>>>
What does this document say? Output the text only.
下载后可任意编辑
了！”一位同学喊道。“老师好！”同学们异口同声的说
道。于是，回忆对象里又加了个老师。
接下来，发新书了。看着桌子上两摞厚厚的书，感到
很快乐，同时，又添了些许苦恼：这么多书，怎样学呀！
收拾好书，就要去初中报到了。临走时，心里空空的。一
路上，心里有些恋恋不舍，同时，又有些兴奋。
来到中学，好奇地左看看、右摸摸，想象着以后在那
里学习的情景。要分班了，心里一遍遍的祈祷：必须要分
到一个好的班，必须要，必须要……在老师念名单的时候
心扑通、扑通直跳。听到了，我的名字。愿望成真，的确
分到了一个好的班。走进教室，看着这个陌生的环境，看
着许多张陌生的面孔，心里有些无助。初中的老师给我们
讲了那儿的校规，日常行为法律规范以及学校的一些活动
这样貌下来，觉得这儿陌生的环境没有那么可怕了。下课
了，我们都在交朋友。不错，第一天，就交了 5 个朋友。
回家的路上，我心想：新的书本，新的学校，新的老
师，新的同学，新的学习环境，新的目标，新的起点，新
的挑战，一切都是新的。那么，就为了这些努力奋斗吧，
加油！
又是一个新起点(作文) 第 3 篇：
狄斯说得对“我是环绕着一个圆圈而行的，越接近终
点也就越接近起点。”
<<<
Direction
Exact output of every entry is required.

The output
What does this document say? Output the text only.
下载后可任意编辑
了！”一位同学喊道。“老师好！”同学们异口同声的说
道。于是，回忆对象里又加了个老师。
接下来，发新书了。看着桌子上两摞厚厚的书，感到
很快乐，同时，又添了些许苦恼：这么多书，怎样学呀！
收拾好书，就要去初中报到了。临走时，心里空空的。一
路上，心里有些恋恋不舍，同时，又有些兴奋。
来到中学，好奇地左看看、右摸摸，想象着以后在那
里学习的情景。要分班了，心里一遍遍的祈祷：必须要分
到一个好的班，必须要，必须要……在老师念名单的时候
心扑通、扑通直跳。听到了，我的名字。愿望成真，的确
分到了一个好的班。走进教室，看着这个陌生的环境，看
着许多张陌生的面孔，心里有些无助。初中的老师给我们
讲了那儿的校规，日常行为法律规范以及学校的一些活动
这样貌下来，觉得这儿陌生的环境没有那么可怕了。下课
了，我们都在交朋友。不错，第一天，就交了 5 个朋友。
回家的路上，我心想：新的书本，新的学校，新的老
师，新的同学，新的学习环境，新的目标，新的起点，新
的挑战，一切都是新的。那么，就为了这些努力奋斗吧，
加油！
又是一个新起点(作文) 第 3 篇：
狄斯说得对“我是环绕着一个圆圈而行的，越接近终
点也就越接近起点。”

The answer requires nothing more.